[Lines of data]
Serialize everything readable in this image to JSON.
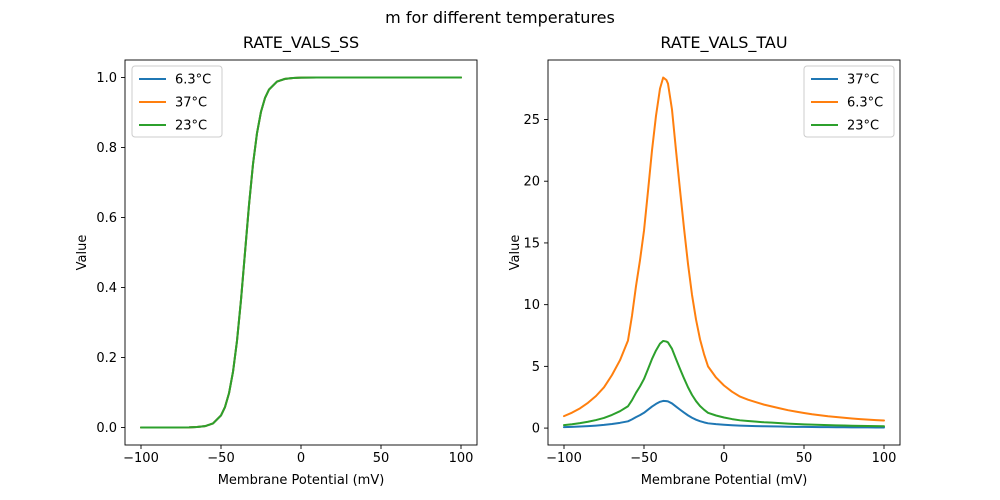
{
  "figure": {
    "suptitle": "m for different temperatures",
    "background": "#ffffff"
  },
  "colors": {
    "blue": "#1f77b4",
    "orange": "#ff7f0e",
    "green": "#2ca02c",
    "axis": "#000000",
    "legend_border": "#cccccc",
    "legend_fill": "#ffffff"
  },
  "chart_data": [
    {
      "type": "line",
      "title": "RATE_VALS_SS",
      "xlabel": "Membrane Potential (mV)",
      "ylabel": "Value",
      "xlim": [
        -110,
        110
      ],
      "ylim": [
        -0.05,
        1.05
      ],
      "grid": false,
      "xticks": {
        "values": [
          -100,
          -50,
          0,
          50,
          100
        ],
        "labels": [
          "−100",
          "−50",
          "0",
          "50",
          "100"
        ]
      },
      "yticks": {
        "values": [
          0.0,
          0.2,
          0.4,
          0.6,
          0.8,
          1.0
        ],
        "labels": [
          "0.0",
          "0.2",
          "0.4",
          "0.6",
          "0.8",
          "1.0"
        ]
      },
      "legend": {
        "location": "upper left",
        "entries": [
          {
            "label": "6.3°C",
            "color": "#1f77b4"
          },
          {
            "label": "37°C",
            "color": "#ff7f0e"
          },
          {
            "label": "23°C",
            "color": "#2ca02c"
          }
        ]
      },
      "note": "all three temperature curves overlap exactly; green drawn last is visible",
      "x": [
        -100,
        -90,
        -80,
        -70,
        -65,
        -60,
        -55,
        -50,
        -47.5,
        -45,
        -42.5,
        -40,
        -37.5,
        -35,
        -32.5,
        -30,
        -27.5,
        -25,
        -22.5,
        -20,
        -15,
        -10,
        -5,
        0,
        10,
        20,
        30,
        40,
        50,
        60,
        70,
        80,
        90,
        100
      ],
      "series": [
        {
          "name": "6.3°C",
          "color": "#1f77b4",
          "values": [
            0,
            0,
            0,
            0.0004,
            0.0013,
            0.0038,
            0.0116,
            0.0345,
            0.0585,
            0.0978,
            0.159,
            0.2476,
            0.3646,
            0.5,
            0.6354,
            0.7524,
            0.841,
            0.9022,
            0.9415,
            0.9655,
            0.9884,
            0.9961,
            0.9987,
            0.9996,
            1,
            1,
            1,
            1,
            1,
            1,
            1,
            1,
            1,
            1
          ]
        },
        {
          "name": "37°C",
          "color": "#ff7f0e",
          "values": [
            0,
            0,
            0,
            0.0004,
            0.0013,
            0.0038,
            0.0116,
            0.0345,
            0.0585,
            0.0978,
            0.159,
            0.2476,
            0.3646,
            0.5,
            0.6354,
            0.7524,
            0.841,
            0.9022,
            0.9415,
            0.9655,
            0.9884,
            0.9961,
            0.9987,
            0.9996,
            1,
            1,
            1,
            1,
            1,
            1,
            1,
            1,
            1,
            1
          ]
        },
        {
          "name": "23°C",
          "color": "#2ca02c",
          "values": [
            0,
            0,
            0,
            0.0004,
            0.0013,
            0.0038,
            0.0116,
            0.0345,
            0.0585,
            0.0978,
            0.159,
            0.2476,
            0.3646,
            0.5,
            0.6354,
            0.7524,
            0.841,
            0.9022,
            0.9415,
            0.9655,
            0.9884,
            0.9961,
            0.9987,
            0.9996,
            1,
            1,
            1,
            1,
            1,
            1,
            1,
            1,
            1,
            1
          ]
        }
      ]
    },
    {
      "type": "line",
      "title": "RATE_VALS_TAU",
      "xlabel": "Membrane Potential (mV)",
      "ylabel": "Value",
      "xlim": [
        -110,
        110
      ],
      "ylim": [
        -1.37,
        29.82
      ],
      "grid": false,
      "xticks": {
        "values": [
          -100,
          -50,
          0,
          50,
          100
        ],
        "labels": [
          "−100",
          "−50",
          "0",
          "50",
          "100"
        ]
      },
      "yticks": {
        "values": [
          0,
          5,
          10,
          15,
          20,
          25
        ],
        "labels": [
          "0",
          "5",
          "10",
          "15",
          "20",
          "25"
        ]
      },
      "legend": {
        "location": "upper right",
        "entries": [
          {
            "label": "37°C",
            "color": "#1f77b4"
          },
          {
            "label": "6.3°C",
            "color": "#ff7f0e"
          },
          {
            "label": "23°C",
            "color": "#2ca02c"
          }
        ]
      },
      "note": "peak near -38 mV; orange peak 28.4, green 7.06, blue 2.20",
      "x": [
        -100,
        -95,
        -90,
        -85,
        -80,
        -75,
        -70,
        -65,
        -60,
        -57.5,
        -55,
        -52.5,
        -50,
        -47.5,
        -45,
        -42.5,
        -40,
        -38,
        -36,
        -35,
        -32.5,
        -30,
        -27.5,
        -25,
        -22.5,
        -20,
        -17.5,
        -15,
        -12.5,
        -10,
        -5,
        0,
        5,
        10,
        15,
        20,
        25,
        30,
        35,
        40,
        45,
        50,
        55,
        60,
        65,
        70,
        75,
        80,
        85,
        90,
        95,
        100
      ],
      "series": [
        {
          "name": "37°C",
          "color": "#1f77b4",
          "values": [
            0.075,
            0.097,
            0.124,
            0.159,
            0.201,
            0.256,
            0.333,
            0.426,
            0.55,
            0.705,
            0.891,
            1.053,
            1.239,
            1.487,
            1.743,
            1.96,
            2.13,
            2.2,
            2.184,
            2.161,
            1.998,
            1.743,
            1.495,
            1.255,
            1.03,
            0.837,
            0.682,
            0.558,
            0.465,
            0.387,
            0.318,
            0.267,
            0.229,
            0.198,
            0.178,
            0.163,
            0.147,
            0.136,
            0.124,
            0.112,
            0.103,
            0.095,
            0.087,
            0.081,
            0.074,
            0.07,
            0.065,
            0.06,
            0.057,
            0.053,
            0.05,
            0.048
          ]
        },
        {
          "name": "6.3°C",
          "color": "#ff7f0e",
          "values": [
            0.97,
            1.25,
            1.6,
            2.05,
            2.6,
            3.3,
            4.3,
            5.5,
            7.1,
            9.1,
            11.5,
            13.6,
            16.0,
            19.2,
            22.5,
            25.3,
            27.5,
            28.4,
            28.2,
            27.9,
            25.8,
            22.5,
            19.3,
            16.2,
            13.3,
            10.8,
            8.8,
            7.2,
            6.0,
            5.0,
            4.1,
            3.45,
            2.95,
            2.55,
            2.3,
            2.1,
            1.9,
            1.75,
            1.6,
            1.45,
            1.33,
            1.22,
            1.12,
            1.04,
            0.96,
            0.9,
            0.84,
            0.78,
            0.73,
            0.69,
            0.65,
            0.62
          ]
        },
        {
          "name": "23°C",
          "color": "#2ca02c",
          "values": [
            0.24,
            0.31,
            0.4,
            0.51,
            0.65,
            0.82,
            1.07,
            1.37,
            1.77,
            2.26,
            2.86,
            3.38,
            3.98,
            4.78,
            5.6,
            6.29,
            6.84,
            7.06,
            7.01,
            6.94,
            6.42,
            5.6,
            4.8,
            4.03,
            3.31,
            2.69,
            2.19,
            1.79,
            1.49,
            1.24,
            1.02,
            0.86,
            0.73,
            0.63,
            0.57,
            0.52,
            0.47,
            0.44,
            0.4,
            0.36,
            0.33,
            0.3,
            0.28,
            0.26,
            0.24,
            0.22,
            0.21,
            0.19,
            0.18,
            0.17,
            0.16,
            0.15
          ]
        }
      ]
    }
  ]
}
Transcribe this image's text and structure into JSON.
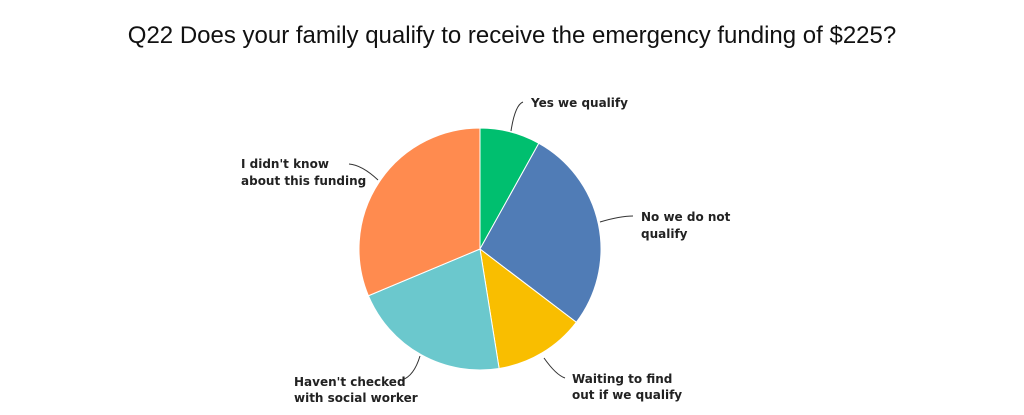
{
  "title": "Q22 Does your family qualify to receive the emergency funding of $225?",
  "chart_data": {
    "type": "pie",
    "title": "Q22 Does your family qualify to receive the emergency funding of $225?",
    "categories": [
      "Yes we qualify",
      "No we do not qualify",
      "Waiting to find out if we qualify",
      "Haven't checked with social worker",
      "I didn't know about this funding"
    ],
    "values": [
      8,
      27,
      12,
      21,
      31
    ],
    "colors": [
      "#00BF6F",
      "#507CB6",
      "#F9BE00",
      "#6BC8CD",
      "#FF8B4F"
    ],
    "start_angle": "12 o'clock, clockwise",
    "legend": "none (callout labels)"
  },
  "labels": {
    "yes": [
      "Yes we qualify"
    ],
    "no": [
      "No we do not",
      "qualify"
    ],
    "waiting": [
      "Waiting to find",
      "out if we qualify"
    ],
    "havent": [
      "Haven't checked",
      "with social worker"
    ],
    "didnt": [
      "I didn't know",
      "about this funding"
    ]
  }
}
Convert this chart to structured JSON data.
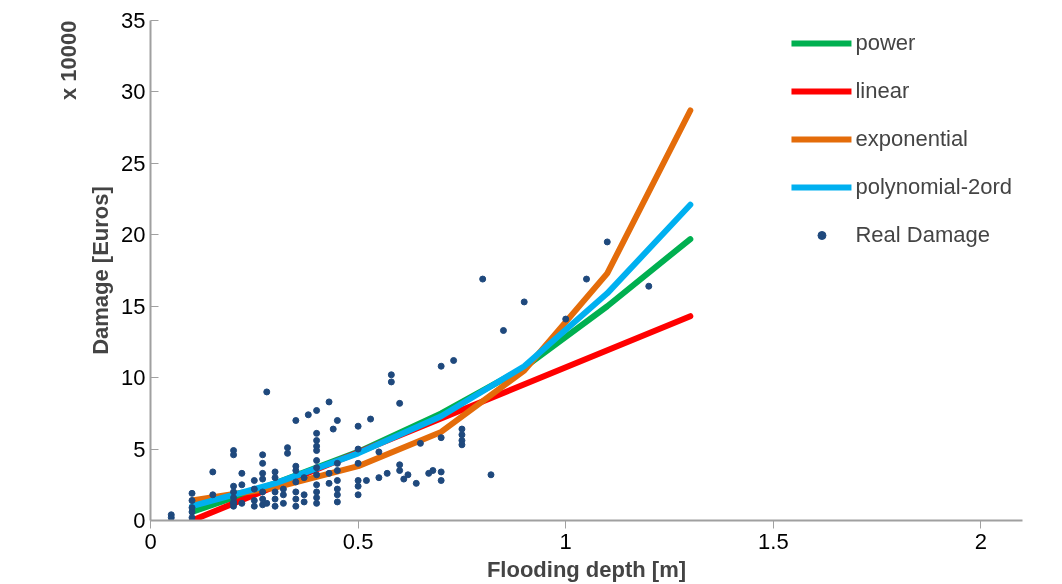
{
  "chart_data": {
    "type": "scatter",
    "xlabel": "Flooding depth [m]",
    "ylabel": "Damage [Euros]",
    "annotations": [
      "x 10000"
    ],
    "xlim": [
      0,
      2.1
    ],
    "ylim": [
      0,
      35
    ],
    "xticks": [
      0,
      0.5,
      1,
      1.5,
      2
    ],
    "yticks": [
      0,
      5,
      10,
      15,
      20,
      25,
      30,
      35
    ],
    "grid": false,
    "legend": "top right",
    "series": [
      {
        "name": "power",
        "type": "line",
        "color": "#00b050",
        "marker": "none",
        "x": [
          0.1,
          0.3,
          0.5,
          0.7,
          0.9,
          1.1,
          1.3
        ],
        "values": [
          0.6,
          2.6,
          4.8,
          7.5,
          10.7,
          15.0,
          19.7
        ]
      },
      {
        "name": "linear",
        "type": "line",
        "color": "#ff0000",
        "marker": "none",
        "x": [
          0.1,
          1.3
        ],
        "values": [
          0,
          14.3
        ]
      },
      {
        "name": "exponential",
        "type": "line",
        "color": "#e46c0a",
        "marker": "none",
        "x": [
          0.1,
          0.3,
          0.5,
          0.7,
          0.9,
          1.1,
          1.3
        ],
        "values": [
          1.4,
          2.3,
          3.8,
          6.2,
          10.5,
          17.3,
          28.7
        ]
      },
      {
        "name": "polynomial-2ord",
        "type": "line",
        "color": "#00b0f0",
        "marker": "none",
        "x": [
          0.1,
          0.3,
          0.5,
          0.7,
          0.9,
          1.1,
          1.3
        ],
        "values": [
          1.0,
          2.6,
          4.7,
          7.3,
          10.8,
          15.9,
          22.1
        ]
      },
      {
        "name": "Real Damage",
        "color": "#1f497d",
        "marker": "circle",
        "x": [
          0.05,
          0.05,
          0.1,
          0.1,
          0.1,
          0.1,
          0.1,
          0.15,
          0.15,
          0.2,
          0.2,
          0.2,
          0.2,
          0.22,
          0.28,
          0.27,
          0.27,
          0.35,
          0.38,
          0.4,
          0.43,
          0.45,
          0.44,
          0.5,
          0.53,
          0.58,
          0.58,
          0.6,
          0.33,
          0.33,
          0.4,
          0.4,
          0.4,
          0.4,
          0.8,
          1.05,
          1.2,
          0.9,
          0.85,
          1.0,
          0.7,
          0.73,
          0.75,
          0.75,
          0.75,
          0.75,
          0.7,
          0.65,
          0.82,
          0.7,
          0.7,
          0.68,
          0.67,
          0.64,
          0.62,
          0.61,
          0.6,
          0.6,
          1.1,
          0.2,
          0.2,
          0.2,
          0.2,
          0.22,
          0.22,
          0.25,
          0.25,
          0.25,
          0.25,
          0.27,
          0.27,
          0.27,
          0.27,
          0.27,
          0.28,
          0.3,
          0.3,
          0.3,
          0.3,
          0.3,
          0.32,
          0.32,
          0.32,
          0.35,
          0.35,
          0.35,
          0.35,
          0.35,
          0.35,
          0.37,
          0.37,
          0.37,
          0.4,
          0.4,
          0.4,
          0.4,
          0.4,
          0.4,
          0.4,
          0.43,
          0.43,
          0.45,
          0.45,
          0.45,
          0.45,
          0.45,
          0.45,
          0.5,
          0.5,
          0.5,
          0.5,
          0.5,
          0.52,
          0.55,
          0.55,
          0.57
        ],
        "values": [
          0.4,
          0.2,
          1.9,
          1.4,
          0.6,
          0.2,
          0.9,
          3.4,
          1.8,
          4.6,
          4.9,
          2.4,
          1.2,
          3.3,
          9.0,
          4.6,
          4.0,
          7.0,
          7.4,
          7.7,
          8.3,
          7.0,
          6.4,
          6.6,
          7.1,
          10.2,
          9.7,
          8.2,
          5.1,
          4.7,
          6.1,
          5.6,
          5.2,
          4.9,
          16.9,
          16.9,
          16.4,
          15.3,
          13.3,
          14.1,
          10.8,
          11.2,
          6.4,
          6.0,
          5.6,
          5.3,
          5.8,
          5.4,
          3.2,
          3.4,
          2.8,
          3.5,
          3.3,
          2.6,
          3.2,
          2.9,
          3.9,
          3.5,
          19.5,
          1.0,
          1.3,
          1.6,
          2.0,
          1.2,
          2.5,
          1.0,
          1.4,
          2.2,
          2.8,
          1.1,
          1.5,
          2.0,
          2.9,
          3.3,
          1.2,
          1.0,
          1.5,
          2.0,
          3.0,
          3.4,
          1.2,
          1.8,
          2.2,
          1.0,
          1.5,
          2.0,
          2.7,
          3.5,
          3.8,
          1.3,
          1.8,
          3.0,
          1.2,
          1.6,
          2.0,
          2.5,
          3.2,
          3.7,
          4.2,
          2.6,
          3.3,
          1.3,
          1.8,
          2.2,
          2.8,
          3.5,
          4.0,
          1.8,
          2.4,
          2.8,
          4.0,
          5.0,
          2.8,
          3.0,
          4.8,
          3.3
        ]
      }
    ]
  }
}
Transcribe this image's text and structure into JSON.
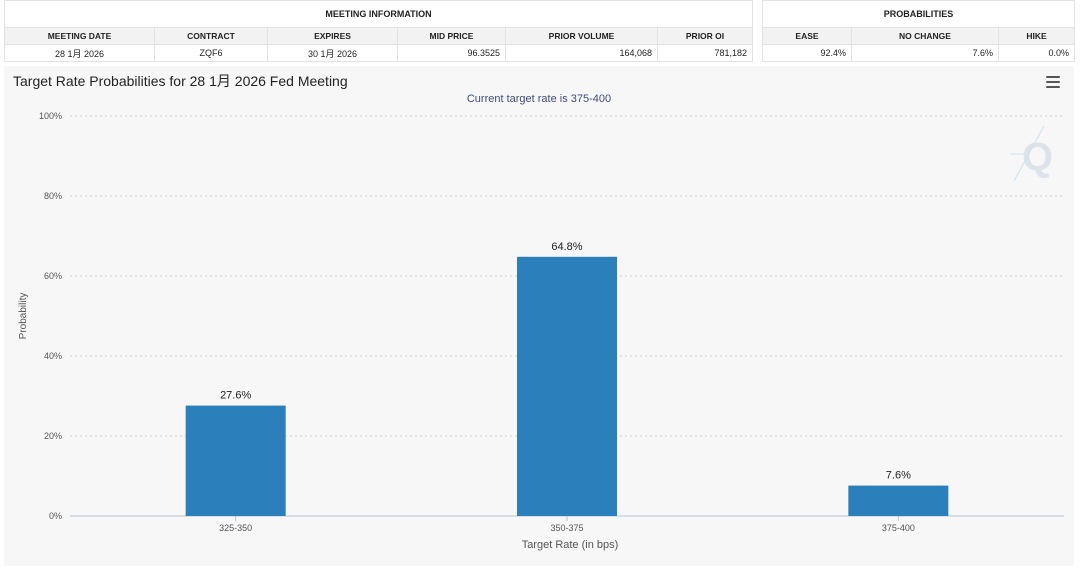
{
  "meeting_info": {
    "title": "MEETING INFORMATION",
    "headers": [
      "MEETING DATE",
      "CONTRACT",
      "EXPIRES",
      "MID PRICE",
      "PRIOR VOLUME",
      "PRIOR OI"
    ],
    "row": [
      "28 1月 2026",
      "ZQF6",
      "30 1月 2026",
      "96.3525",
      "164,068",
      "781,182"
    ]
  },
  "probabilities": {
    "title": "PROBABILITIES",
    "headers": [
      "EASE",
      "NO CHANGE",
      "HIKE"
    ],
    "row": [
      "92.4%",
      "7.6%",
      "0.0%"
    ]
  },
  "chart": {
    "title": "Target Rate Probabilities for 28 1月 2026 Fed Meeting",
    "subtitle": "Current target rate is 375-400",
    "menu_icon": "hamburger-menu-icon",
    "watermark_icon": "cme-q-logo-icon"
  },
  "chart_data": {
    "type": "bar",
    "categories": [
      "325-350",
      "350-375",
      "375-400"
    ],
    "values": [
      27.6,
      64.8,
      7.6
    ],
    "value_labels": [
      "27.6%",
      "64.8%",
      "7.6%"
    ],
    "xlabel": "Target Rate (in bps)",
    "ylabel": "Probability",
    "ylim": [
      0,
      100
    ],
    "yticks": [
      0,
      20,
      40,
      60,
      80,
      100
    ],
    "ytick_labels": [
      "0%",
      "20%",
      "40%",
      "60%",
      "80%",
      "100%"
    ],
    "grid": true,
    "bar_color": "#2b7fba"
  }
}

[The request] List every line in the records above that contains the word "qualify".

[Output below]
  "title": "Q22 Does your family qualify to receive the emergency funding of $225?",
    "title": "Q22 Does your family qualify to receive the emergency funding of $225?",
      "Yes we qualify",
      "No we do not qualify",
      "Waiting to find out if we qualify",
      "Yes we qualify"
      "qualify"
      "out if we qualify"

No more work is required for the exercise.